* TASK PROMPT
Return each line of the records holding the string "title".

(Recorded data)
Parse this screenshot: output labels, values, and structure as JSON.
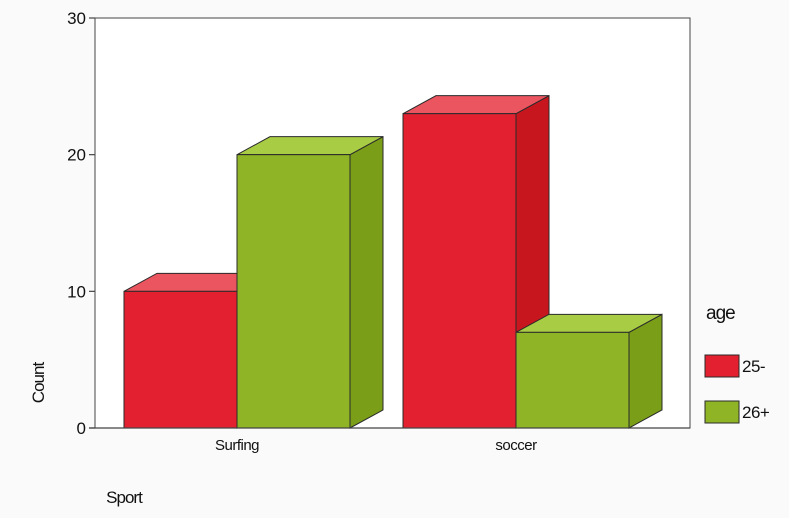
{
  "chart_data": {
    "type": "bar",
    "style": "3d-clustered",
    "categories": [
      "Surfing",
      "soccer"
    ],
    "series": [
      {
        "name": "25-",
        "values": [
          10,
          23
        ]
      },
      {
        "name": "26+",
        "values": [
          20,
          7
        ]
      }
    ],
    "xlabel": "Sport",
    "ylabel": "Count",
    "ylim": [
      0,
      30
    ],
    "yticks": [
      0,
      10,
      20,
      30
    ],
    "grid": false,
    "legend": {
      "title": "age",
      "position": "right",
      "entries": [
        "25-",
        "26+"
      ]
    },
    "colors": {
      "series_front": [
        "#e2202f",
        "#8fb526"
      ],
      "series_top": [
        "#eb5560",
        "#a9cc45"
      ],
      "series_side": [
        "#c8161f",
        "#7a9e18"
      ],
      "outline": "#2a2a2a",
      "axis": "#444444"
    }
  }
}
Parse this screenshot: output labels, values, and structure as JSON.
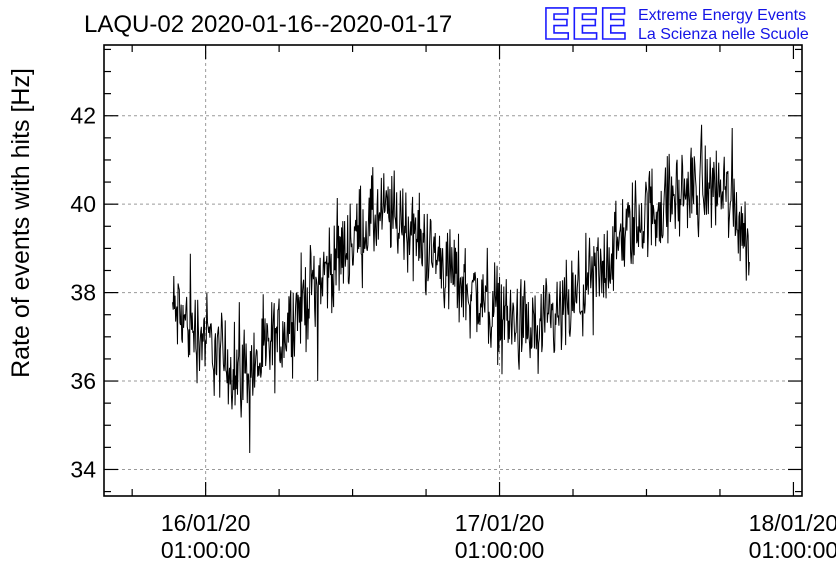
{
  "chart_data": {
    "type": "line",
    "title": "LAQU-02 2020-01-16--2020-01-17",
    "ylabel": "Rate of events with hits [Hz]",
    "xlabel": "",
    "ylim": [
      33.4,
      43.6
    ],
    "yticks": [
      34,
      36,
      38,
      40,
      42
    ],
    "ytick_labels": [
      "34",
      "36",
      "38",
      "40",
      "42"
    ],
    "xlim_hours": [
      -8.3,
      48.7
    ],
    "xticks_hours": [
      0,
      24,
      48
    ],
    "xtick_labels": [
      {
        "date": "16/01/20",
        "time": "01:00:00"
      },
      {
        "date": "17/01/20",
        "time": "01:00:00"
      },
      {
        "date": "18/01/20",
        "time": "01:00:00"
      }
    ],
    "grid": true,
    "series": [
      {
        "color": "#000000",
        "x_hours": [
          -2.7,
          -1.5,
          0.0,
          1.0,
          2.5,
          4.0,
          5.5,
          7.0,
          9.0,
          10.5,
          12.0,
          13.5,
          15.0,
          16.5,
          18.0,
          19.5,
          21.0,
          22.5,
          24.0,
          25.5,
          27.0,
          28.5,
          30.0,
          31.5,
          33.0,
          34.5,
          36.0,
          37.5,
          39.0,
          40.5,
          42.0,
          43.0,
          44.0,
          44.4
        ],
        "y_mean": [
          37.6,
          37.3,
          37.0,
          36.6,
          36.2,
          36.3,
          36.8,
          37.4,
          38.2,
          38.7,
          39.2,
          39.6,
          39.8,
          39.5,
          39.0,
          38.6,
          38.2,
          37.8,
          37.6,
          37.2,
          37.1,
          37.3,
          37.7,
          38.2,
          38.8,
          39.4,
          39.8,
          40.0,
          40.3,
          40.4,
          40.4,
          40.1,
          39.4,
          38.8
        ],
        "noise_amplitude_hz": 0.9,
        "sampling_interval_hours": 0.05
      }
    ]
  },
  "logo": {
    "letters": "EEE",
    "line1": "Extreme Energy Events",
    "line2": "La Scienza nelle Scuole",
    "color": "#1a1aff"
  }
}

* EXPECTED OUTPUT
      "title": "age",
    "title": "LAQU-02 2020-01-16--2020-01-17",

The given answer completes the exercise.